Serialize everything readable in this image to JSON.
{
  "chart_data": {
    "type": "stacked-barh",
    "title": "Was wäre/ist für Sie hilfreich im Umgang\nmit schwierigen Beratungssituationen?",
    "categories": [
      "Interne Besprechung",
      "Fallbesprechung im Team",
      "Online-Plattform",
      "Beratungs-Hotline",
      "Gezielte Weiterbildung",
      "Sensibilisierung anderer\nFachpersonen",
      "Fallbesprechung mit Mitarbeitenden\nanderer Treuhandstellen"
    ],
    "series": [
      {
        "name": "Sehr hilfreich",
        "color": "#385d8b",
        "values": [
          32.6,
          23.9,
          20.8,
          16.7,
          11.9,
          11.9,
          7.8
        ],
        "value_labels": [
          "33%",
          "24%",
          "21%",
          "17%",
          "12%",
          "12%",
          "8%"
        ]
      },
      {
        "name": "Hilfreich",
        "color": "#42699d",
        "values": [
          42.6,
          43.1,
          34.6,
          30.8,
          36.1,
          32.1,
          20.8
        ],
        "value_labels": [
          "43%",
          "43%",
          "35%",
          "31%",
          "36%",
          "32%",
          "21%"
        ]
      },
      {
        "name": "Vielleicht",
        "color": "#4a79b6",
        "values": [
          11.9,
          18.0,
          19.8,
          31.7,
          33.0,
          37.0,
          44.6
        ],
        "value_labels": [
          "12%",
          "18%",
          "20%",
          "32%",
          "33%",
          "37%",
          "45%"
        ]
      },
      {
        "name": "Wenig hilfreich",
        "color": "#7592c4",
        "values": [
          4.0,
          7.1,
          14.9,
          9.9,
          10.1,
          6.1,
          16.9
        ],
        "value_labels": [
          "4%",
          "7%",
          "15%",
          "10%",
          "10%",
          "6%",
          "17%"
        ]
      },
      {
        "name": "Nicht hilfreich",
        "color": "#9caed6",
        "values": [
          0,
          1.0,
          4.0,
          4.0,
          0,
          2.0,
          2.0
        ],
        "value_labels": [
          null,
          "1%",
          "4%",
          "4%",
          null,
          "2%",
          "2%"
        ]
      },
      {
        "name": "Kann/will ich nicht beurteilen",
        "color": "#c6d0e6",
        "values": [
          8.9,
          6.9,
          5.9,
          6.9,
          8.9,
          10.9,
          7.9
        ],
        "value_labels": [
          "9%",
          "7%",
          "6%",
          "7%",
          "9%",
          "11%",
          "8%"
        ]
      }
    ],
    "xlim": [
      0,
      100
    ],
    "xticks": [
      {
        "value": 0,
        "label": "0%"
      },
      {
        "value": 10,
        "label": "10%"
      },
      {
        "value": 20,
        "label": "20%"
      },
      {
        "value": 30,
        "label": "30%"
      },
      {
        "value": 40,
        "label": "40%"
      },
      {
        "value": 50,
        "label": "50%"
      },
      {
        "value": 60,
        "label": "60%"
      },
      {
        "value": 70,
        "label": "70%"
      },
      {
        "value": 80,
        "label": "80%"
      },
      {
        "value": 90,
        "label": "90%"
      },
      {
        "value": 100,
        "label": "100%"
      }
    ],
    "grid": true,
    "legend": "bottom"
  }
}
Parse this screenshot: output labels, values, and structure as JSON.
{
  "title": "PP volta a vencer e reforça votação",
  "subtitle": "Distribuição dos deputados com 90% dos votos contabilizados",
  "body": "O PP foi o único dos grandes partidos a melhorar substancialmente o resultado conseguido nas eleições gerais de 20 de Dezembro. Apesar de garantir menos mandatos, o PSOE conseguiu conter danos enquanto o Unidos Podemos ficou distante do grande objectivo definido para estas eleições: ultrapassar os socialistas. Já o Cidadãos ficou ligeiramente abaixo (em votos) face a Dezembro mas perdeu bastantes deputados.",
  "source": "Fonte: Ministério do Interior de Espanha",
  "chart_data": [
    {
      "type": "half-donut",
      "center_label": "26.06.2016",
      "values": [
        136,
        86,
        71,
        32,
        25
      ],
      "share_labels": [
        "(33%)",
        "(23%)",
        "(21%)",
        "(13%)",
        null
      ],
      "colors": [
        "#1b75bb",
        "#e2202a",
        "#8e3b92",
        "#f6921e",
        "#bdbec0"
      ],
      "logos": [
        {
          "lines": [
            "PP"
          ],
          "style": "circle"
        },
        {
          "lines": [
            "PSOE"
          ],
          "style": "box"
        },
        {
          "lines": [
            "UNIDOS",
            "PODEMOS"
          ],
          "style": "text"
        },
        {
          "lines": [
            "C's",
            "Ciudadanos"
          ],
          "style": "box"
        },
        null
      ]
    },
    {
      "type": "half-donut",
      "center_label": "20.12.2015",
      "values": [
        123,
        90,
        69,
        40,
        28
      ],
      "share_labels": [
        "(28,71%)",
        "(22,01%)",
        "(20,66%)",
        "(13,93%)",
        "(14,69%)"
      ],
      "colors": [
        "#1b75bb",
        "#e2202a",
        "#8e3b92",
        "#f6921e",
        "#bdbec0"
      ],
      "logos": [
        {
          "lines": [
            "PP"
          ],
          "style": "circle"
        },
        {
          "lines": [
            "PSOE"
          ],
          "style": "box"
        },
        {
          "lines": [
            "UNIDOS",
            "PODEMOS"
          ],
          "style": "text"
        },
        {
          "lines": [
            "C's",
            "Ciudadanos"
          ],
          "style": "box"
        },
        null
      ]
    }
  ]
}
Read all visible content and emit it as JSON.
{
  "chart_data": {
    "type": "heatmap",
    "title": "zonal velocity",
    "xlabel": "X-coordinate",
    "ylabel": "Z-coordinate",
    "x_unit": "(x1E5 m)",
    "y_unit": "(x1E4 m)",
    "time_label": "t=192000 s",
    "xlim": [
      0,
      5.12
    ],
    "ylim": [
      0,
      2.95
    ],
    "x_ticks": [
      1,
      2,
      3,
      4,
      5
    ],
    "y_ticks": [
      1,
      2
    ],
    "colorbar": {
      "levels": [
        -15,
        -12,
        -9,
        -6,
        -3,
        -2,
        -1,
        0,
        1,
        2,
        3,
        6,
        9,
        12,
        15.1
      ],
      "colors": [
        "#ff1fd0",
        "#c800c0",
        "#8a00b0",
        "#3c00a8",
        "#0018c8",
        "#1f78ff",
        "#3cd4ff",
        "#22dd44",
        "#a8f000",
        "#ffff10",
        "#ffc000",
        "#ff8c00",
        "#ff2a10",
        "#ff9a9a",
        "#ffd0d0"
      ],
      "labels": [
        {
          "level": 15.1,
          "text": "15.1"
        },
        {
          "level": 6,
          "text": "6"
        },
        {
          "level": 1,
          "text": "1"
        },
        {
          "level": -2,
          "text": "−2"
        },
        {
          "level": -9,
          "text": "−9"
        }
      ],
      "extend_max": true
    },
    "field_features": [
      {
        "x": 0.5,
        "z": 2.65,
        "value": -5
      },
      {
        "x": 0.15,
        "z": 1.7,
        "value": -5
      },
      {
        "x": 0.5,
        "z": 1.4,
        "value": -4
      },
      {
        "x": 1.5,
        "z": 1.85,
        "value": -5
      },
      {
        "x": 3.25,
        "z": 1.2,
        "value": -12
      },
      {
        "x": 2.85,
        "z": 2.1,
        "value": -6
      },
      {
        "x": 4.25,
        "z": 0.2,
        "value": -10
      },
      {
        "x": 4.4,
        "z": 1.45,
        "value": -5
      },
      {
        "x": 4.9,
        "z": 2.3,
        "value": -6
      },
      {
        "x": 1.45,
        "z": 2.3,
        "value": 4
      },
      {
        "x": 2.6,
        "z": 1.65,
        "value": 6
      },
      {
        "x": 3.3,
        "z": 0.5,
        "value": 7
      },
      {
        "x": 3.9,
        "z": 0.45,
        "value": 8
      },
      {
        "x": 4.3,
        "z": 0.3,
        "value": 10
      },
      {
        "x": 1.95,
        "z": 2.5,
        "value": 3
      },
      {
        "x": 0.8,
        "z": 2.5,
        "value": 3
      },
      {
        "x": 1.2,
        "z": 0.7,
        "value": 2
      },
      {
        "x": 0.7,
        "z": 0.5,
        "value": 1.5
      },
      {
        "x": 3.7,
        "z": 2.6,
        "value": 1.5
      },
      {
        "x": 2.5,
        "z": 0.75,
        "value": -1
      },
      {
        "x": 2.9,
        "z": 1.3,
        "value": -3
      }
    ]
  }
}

▸ WRITTEN EXERCISE
Within the entries above, report how many lines include "JSON", and keep the answer to the number.

▸ ANSWER
3